(Stored entries)

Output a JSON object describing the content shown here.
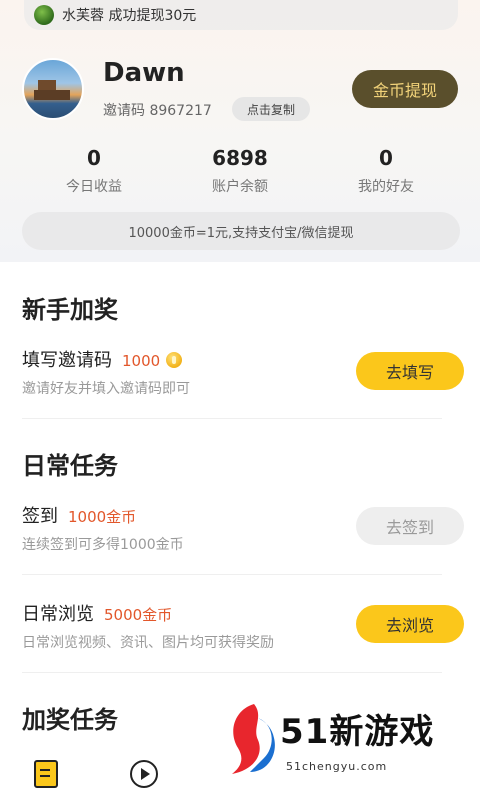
{
  "marquee": {
    "text": "水芙蓉 成功提现30元"
  },
  "profile": {
    "username": "Dawn",
    "invite_text": "邀请码 8967217",
    "copy_label": "点击复制",
    "withdraw_label": "金币提现"
  },
  "stats": [
    {
      "value": "0",
      "label": "今日收益"
    },
    {
      "value": "6898",
      "label": "账户余额"
    },
    {
      "value": "0",
      "label": "我的好友"
    }
  ],
  "rate_text": "10000金币=1元,支持支付宝/微信提现",
  "sections": {
    "newbie": {
      "title": "新手加奖",
      "task": {
        "name": "填写邀请码",
        "reward": "1000",
        "desc": "邀请好友并填入邀请码即可",
        "button": "去填写"
      }
    },
    "daily": {
      "title": "日常任务",
      "tasks": [
        {
          "name": "签到",
          "reward": "1000金币",
          "desc": "连续签到可多得1000金币",
          "button": "去签到"
        },
        {
          "name": "日常浏览",
          "reward": "5000金币",
          "desc": "日常浏览视频、资讯、图片均可获得奖励",
          "button": "去浏览"
        }
      ]
    },
    "bonus": {
      "title": "加奖任务"
    }
  },
  "watermark": {
    "brand": "51新游戏",
    "url": "51chengyu.com"
  },
  "colors": {
    "accent_yellow": "#fbc71b",
    "reward_red": "#e2572b",
    "withdraw_bg": "#5a4f2c",
    "withdraw_text": "#f2d37a"
  }
}
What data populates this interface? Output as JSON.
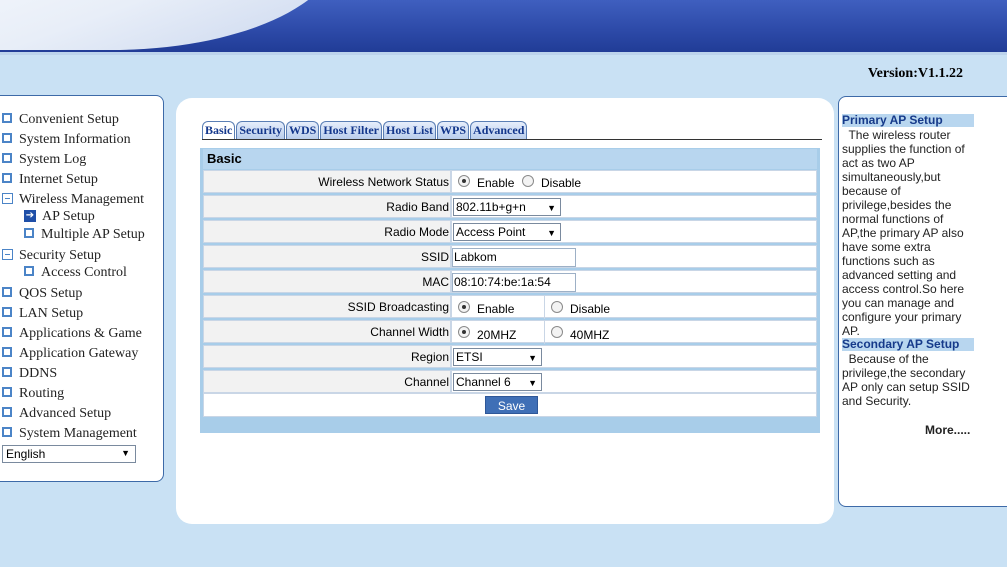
{
  "header": {
    "version": "Version:V1.1.22"
  },
  "nav": {
    "items": [
      {
        "label": "Convenient Setup",
        "icon": "square-icon"
      },
      {
        "label": "System Information",
        "icon": "square-icon"
      },
      {
        "label": "System Log",
        "icon": "square-icon"
      },
      {
        "label": "Internet Setup",
        "icon": "square-icon"
      },
      {
        "label": "Wireless Management",
        "icon": "minus-icon"
      },
      {
        "label": "AP Setup",
        "icon": "arrow-icon"
      },
      {
        "label": "Multiple AP Setup",
        "icon": "square-icon"
      },
      {
        "label": "Security Setup",
        "icon": "minus-icon"
      },
      {
        "label": "Access Control",
        "icon": "square-icon"
      },
      {
        "label": "QOS Setup",
        "icon": "square-icon"
      },
      {
        "label": "LAN Setup",
        "icon": "square-icon"
      },
      {
        "label": "Applications & Game",
        "icon": "square-icon"
      },
      {
        "label": "Application Gateway",
        "icon": "square-icon"
      },
      {
        "label": "DDNS",
        "icon": "square-icon"
      },
      {
        "label": "Routing",
        "icon": "square-icon"
      },
      {
        "label": "Advanced Setup",
        "icon": "square-icon"
      },
      {
        "label": "System Management",
        "icon": "square-icon"
      }
    ],
    "language": "English"
  },
  "tabs": [
    "Basic",
    "Security",
    "WDS",
    "Host Filter",
    "Host List",
    "WPS",
    "Advanced"
  ],
  "form": {
    "title": "Basic",
    "wireless_status": {
      "label": "Wireless Network Status",
      "opt1": "Enable",
      "opt2": "Disable",
      "selected": "Enable"
    },
    "radio_band": {
      "label": "Radio Band",
      "value": "802.11b+g+n"
    },
    "radio_mode": {
      "label": "Radio Mode",
      "value": "Access Point"
    },
    "ssid": {
      "label": "SSID",
      "value": "Labkom"
    },
    "mac": {
      "label": "MAC",
      "value": "08:10:74:be:1a:54"
    },
    "ssid_broadcasting": {
      "label": "SSID Broadcasting",
      "opt1": "Enable",
      "opt2": "Disable",
      "selected": "Enable"
    },
    "channel_width": {
      "label": "Channel Width",
      "opt1": "20MHZ",
      "opt2": "40MHZ",
      "selected": "20MHZ"
    },
    "region": {
      "label": "Region",
      "value": "ETSI"
    },
    "channel": {
      "label": "Channel",
      "value": "Channel 6"
    },
    "save_label": "Save"
  },
  "help": {
    "primary_title": "Primary AP Setup",
    "primary_lines": [
      "  The wireless router",
      "supplies the function of",
      "act as two AP",
      "simultaneously,but",
      "because of",
      "privilege,besides the",
      "normal functions of",
      "AP,the primary AP also",
      "have some extra",
      "functions such as",
      "advanced setting and",
      "access control.So here",
      "you can manage and",
      "configure your primary",
      "AP."
    ],
    "secondary_title": "Secondary AP Setup",
    "secondary_lines": [
      "  Because of the",
      "privilege,the secondary",
      "AP only can setup SSID",
      "and Security."
    ],
    "more": "More....."
  }
}
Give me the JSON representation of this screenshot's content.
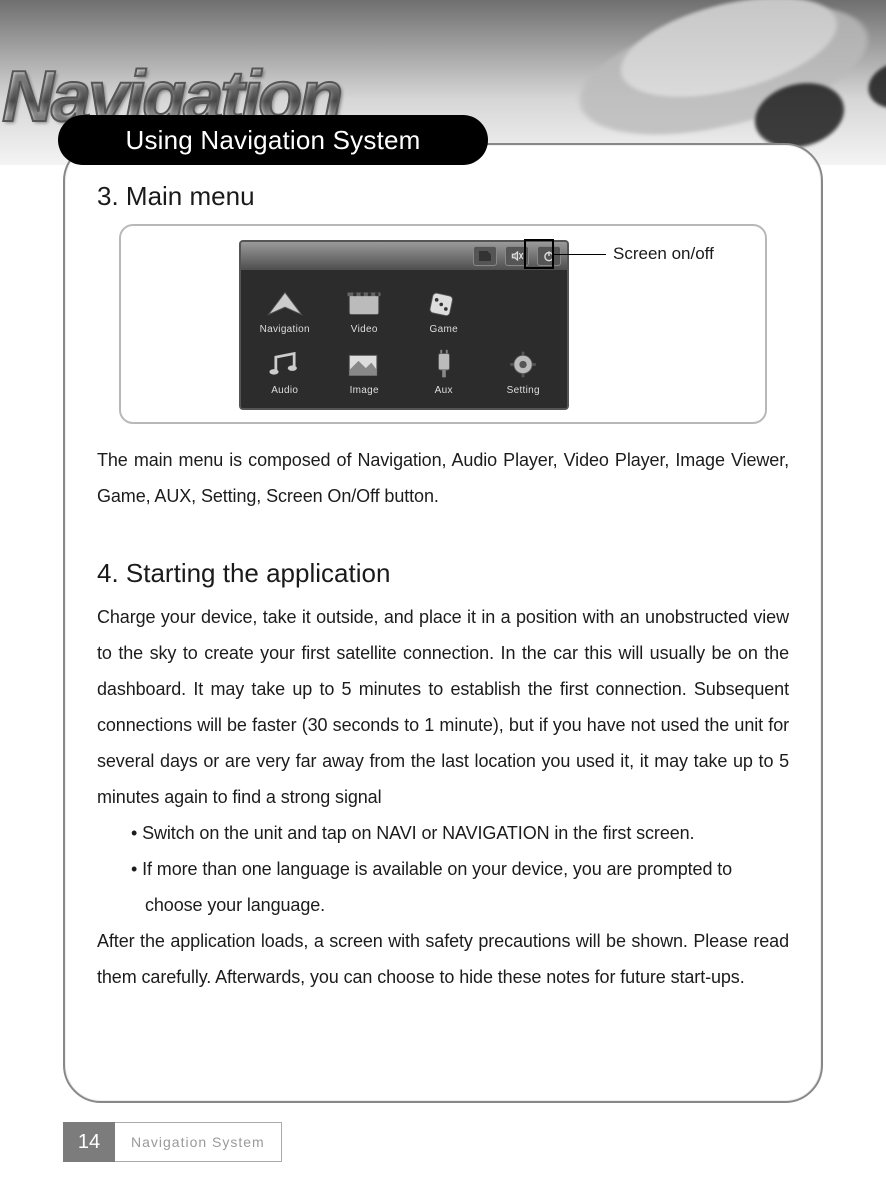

_Exercise aim_: Count the lines that hold the string "Output", and reply with that number alone.

_Solution for this task_: 2